WHAT YOU HAVE TO DO: Copy out the lines of the items word for word, from the line containing "annotation-arrow: [260, 170, 519, 402]" through the end of the items, and omit the pictures.

Element placement data
------------
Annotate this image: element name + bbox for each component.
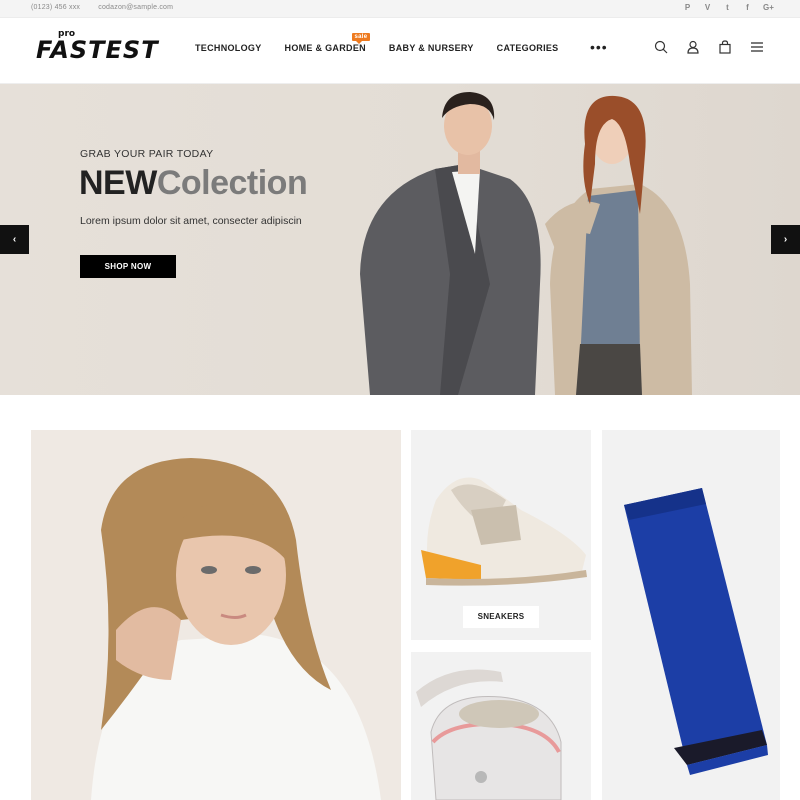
banner-scarf[interactable]	[602, 430, 780, 800]
hero-title-light: Colection	[156, 164, 308, 202]
sneakers-label-button[interactable]: SNEAKERS	[463, 606, 539, 628]
phone-number: (0123) 456 xxx	[31, 4, 81, 11]
banner-sneakers[interactable]: SNEAKERS	[411, 430, 591, 640]
hero-subtitle: Lorem ipsum dolor sit amet, consecter ad…	[80, 215, 302, 227]
pinterest-icon[interactable]: P	[683, 3, 692, 12]
nav-item-technology[interactable]: TECHNOLOGY	[195, 43, 262, 53]
nav-item-home-garden[interactable]: HOME & GARDEN sale	[285, 33, 371, 53]
nav-item-baby-nursery[interactable]: BABY & NURSERY	[389, 43, 474, 53]
banner-bag[interactable]	[411, 652, 591, 800]
contact-info: (0123) 456 xxx codazon@sample.com	[31, 4, 189, 11]
bag-image	[416, 669, 562, 800]
more-menu-button[interactable]: •••	[590, 40, 608, 54]
sale-badge: sale	[351, 33, 371, 44]
twitter-icon[interactable]: t	[723, 3, 732, 12]
menu-icon[interactable]	[750, 40, 764, 54]
top-bar: (0123) 456 xxx codazon@sample.com P V t …	[0, 0, 800, 18]
site-header: FASTEST pro TECHNOLOGY HOME & GARDEN sale…	[0, 18, 800, 84]
shop-now-button[interactable]: SHOP NOW	[80, 255, 176, 278]
facebook-icon[interactable]: f	[743, 3, 752, 12]
chevron-right-icon: ›	[783, 234, 788, 245]
google-plus-icon[interactable]: G+	[763, 3, 774, 12]
scarf-image	[624, 488, 768, 775]
logo-superscript: pro	[58, 29, 76, 39]
main-nav: TECHNOLOGY HOME & GARDEN sale BABY & NURS…	[195, 33, 581, 53]
banner-model[interactable]	[31, 430, 401, 800]
cart-icon[interactable]	[718, 40, 732, 54]
hero-slider: GRAB YOUR PAIR TODAY NEWColection Lorem …	[0, 84, 800, 395]
social-links: P V t f G+	[683, 3, 774, 12]
slider-next-button[interactable]: ›	[771, 225, 800, 254]
vimeo-icon[interactable]: V	[703, 3, 712, 12]
hero-models-image	[360, 92, 692, 395]
sneaker-image	[421, 477, 587, 586]
slider-prev-button[interactable]: ‹	[0, 225, 29, 254]
hero-eyebrow: GRAB YOUR PAIR TODAY	[80, 148, 214, 160]
site-logo[interactable]: FASTEST pro	[36, 29, 159, 64]
user-icon[interactable]	[686, 40, 700, 54]
chevron-left-icon: ‹	[12, 234, 17, 245]
header-actions	[654, 40, 764, 54]
hero-title: NEWColection	[79, 164, 308, 203]
model-portrait-image	[91, 458, 381, 800]
hero-title-bold: NEW	[79, 164, 157, 202]
logo-text: FASTEST	[36, 36, 159, 64]
search-icon[interactable]	[654, 40, 668, 54]
nav-item-categories[interactable]: CATEGORIES	[497, 43, 559, 53]
email-address[interactable]: codazon@sample.com	[98, 4, 173, 11]
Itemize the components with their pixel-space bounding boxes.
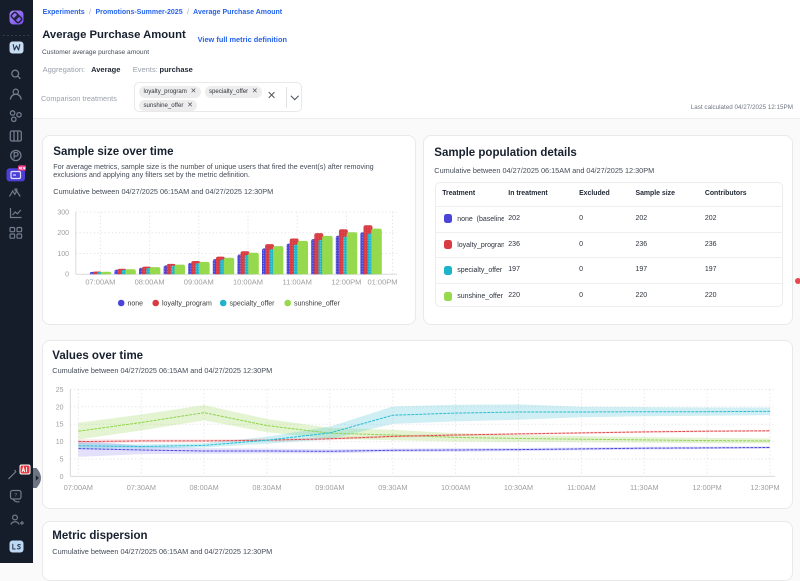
svg-text:08:30AM: 08:30AM — [252, 483, 281, 492]
svg-text:5: 5 — [60, 457, 64, 464]
svg-text:20: 20 — [56, 404, 64, 411]
svg-text:?: ? — [14, 493, 17, 499]
svg-text:12:30PM: 12:30PM — [750, 483, 779, 492]
svg-text:10:30AM: 10:30AM — [504, 483, 533, 492]
svg-text:10: 10 — [56, 439, 64, 446]
svg-text:10:00AM: 10:00AM — [441, 483, 470, 492]
svg-text:0: 0 — [60, 474, 64, 481]
svg-text:08:00AM: 08:00AM — [189, 483, 218, 492]
svg-text:15: 15 — [56, 422, 64, 429]
svg-text:07:30AM: 07:30AM — [127, 483, 156, 492]
svg-text:11:30AM: 11:30AM — [630, 483, 659, 492]
svg-text:11:00AM: 11:00AM — [567, 483, 596, 492]
svg-text:07:00AM: 07:00AM — [64, 483, 93, 492]
svg-text:09:00AM: 09:00AM — [315, 483, 344, 492]
svg-text:25: 25 — [56, 387, 64, 394]
svg-text:12:00PM: 12:00PM — [692, 483, 721, 492]
svg-text:09:30AM: 09:30AM — [378, 483, 407, 492]
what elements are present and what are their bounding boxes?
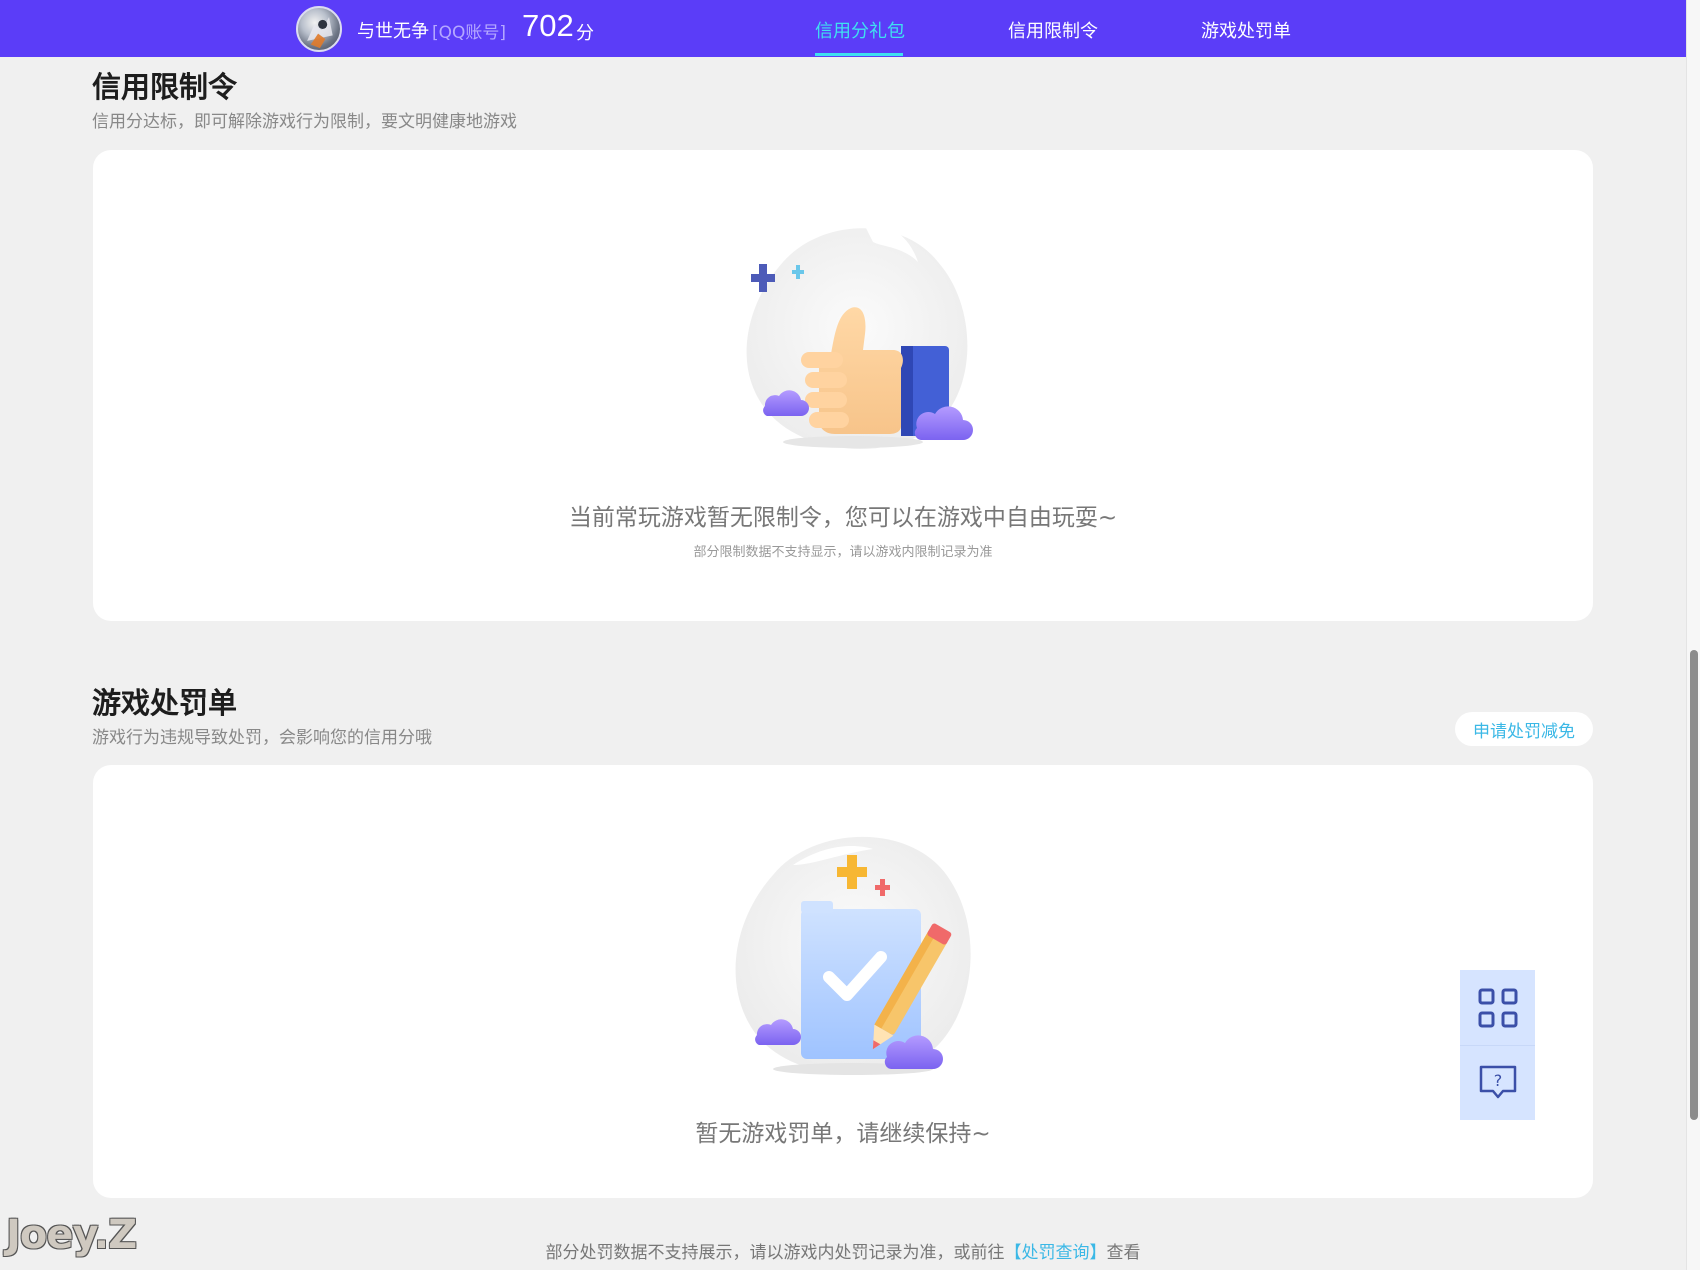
svg-text:?: ? — [1493, 1071, 1502, 1090]
top-nav-bar: 与世无争 [QQ账号] 702 分 信用分礼包 信用限制令 游戏处罚单 — [0, 0, 1686, 57]
active-tab-underline — [815, 53, 903, 56]
help-feedback-button[interactable]: ? — [1460, 1045, 1535, 1120]
user-avatar[interactable] — [296, 6, 342, 52]
account-type-label: [QQ账号] — [432, 23, 507, 43]
restrictions-card: 当前常玩游戏暂无限制令，您可以在游戏中自由玩耍~ 部分限制数据不支持显示，请以游… — [93, 150, 1593, 621]
penalties-card: 暂无游戏罚单，请继续保持~ — [93, 765, 1593, 1198]
watermark: Joey.Z — [6, 1212, 137, 1258]
tab-credit-restrictions[interactable]: 信用限制令 — [1008, 17, 1098, 43]
restrictions-section-subtitle: 信用分达标，即可解除游戏行为限制，要文明健康地游戏 — [92, 112, 517, 132]
page-scrollbar[interactable] — [1686, 0, 1700, 1270]
restrictions-section-title: 信用限制令 — [92, 70, 238, 104]
penalties-section-title: 游戏处罚单 — [92, 686, 238, 720]
apply-penalty-reduction-button[interactable]: 申请处罚减免 — [1455, 712, 1593, 746]
user-nickname: 与世无争 — [357, 21, 429, 42]
scrollbar-thumb[interactable] — [1690, 650, 1698, 1120]
penalty-query-link[interactable]: 【处罚查询】 — [1005, 1243, 1107, 1263]
restrictions-empty-text: 当前常玩游戏暂无限制令，您可以在游戏中自由玩耍~ — [568, 505, 1118, 531]
qr-code-icon — [1478, 988, 1517, 1027]
help-chat-icon: ? — [1479, 1065, 1516, 1099]
credit-score-unit: 分 — [576, 23, 594, 44]
qr-code-button[interactable] — [1460, 970, 1535, 1045]
footer-note-suffix: 查看 — [1106, 1243, 1141, 1263]
restrictions-note: 部分限制数据不支持显示，请以游戏内限制记录为准 — [693, 545, 993, 560]
floating-toolbar: ? — [1460, 970, 1535, 1120]
checklist-pencil-illustration — [735, 836, 971, 1075]
penalties-section-subtitle: 游戏行为违规导致处罚，会影响您的信用分哦 — [92, 728, 432, 748]
tab-credit-gift[interactable]: 信用分礼包 — [815, 17, 905, 43]
thumbs-up-illustration — [746, 222, 973, 450]
footer-note-prefix: 部分处罚数据不支持展示，请以游戏内处罚记录为准，或前往 — [545, 1243, 1005, 1263]
tab-game-penalties[interactable]: 游戏处罚单 — [1201, 17, 1291, 43]
footer-note: 部分处罚数据不支持展示，请以游戏内处罚记录为准，或前往【处罚查询】查看 — [0, 1238, 1686, 1263]
credit-score: 702 — [522, 8, 574, 43]
penalties-empty-text: 暂无游戏罚单，请继续保持~ — [695, 1121, 991, 1147]
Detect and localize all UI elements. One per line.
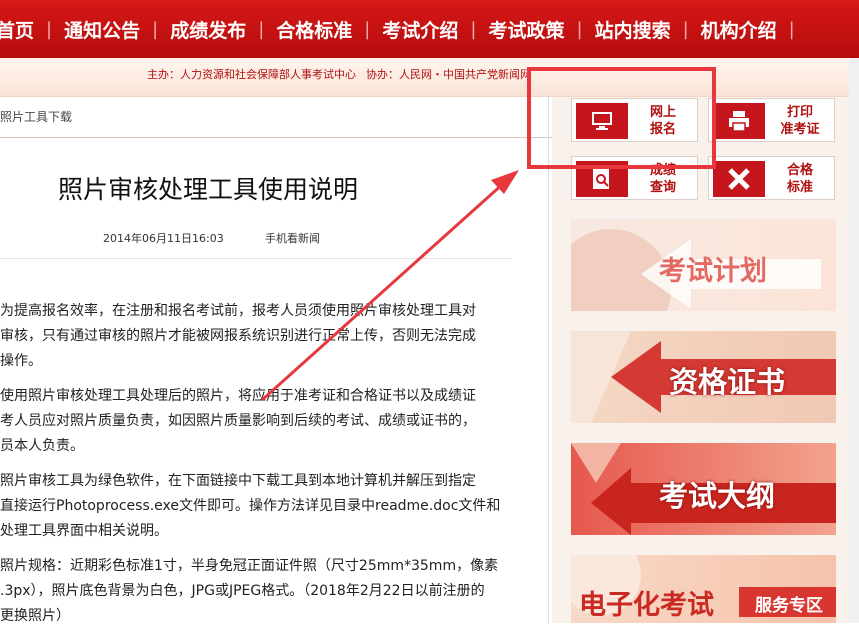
annotation-arrow: [260, 170, 519, 402]
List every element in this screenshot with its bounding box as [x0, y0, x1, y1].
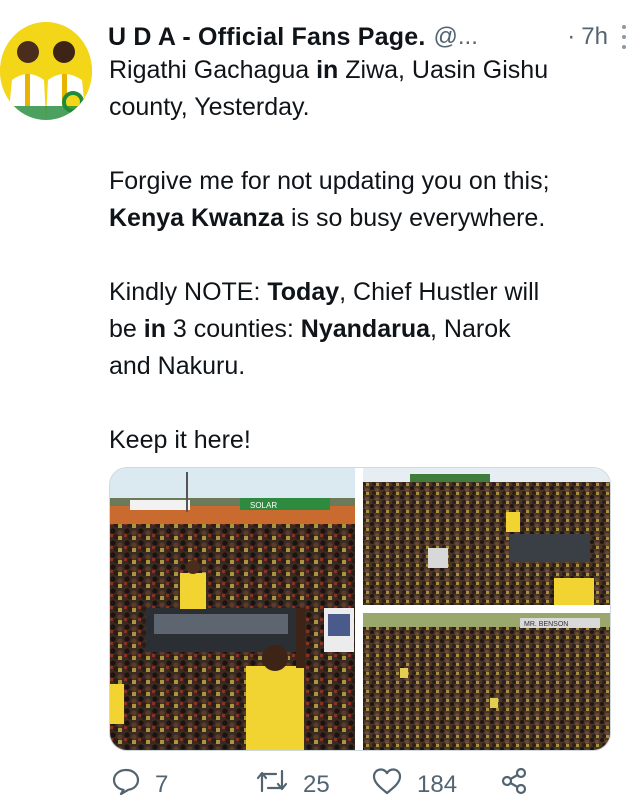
------------
TASK OUTPUT:
annotation-arrow: [260, 170, 519, 402]
List every element in this screenshot with its bounding box as [x0, y0, x1, y1].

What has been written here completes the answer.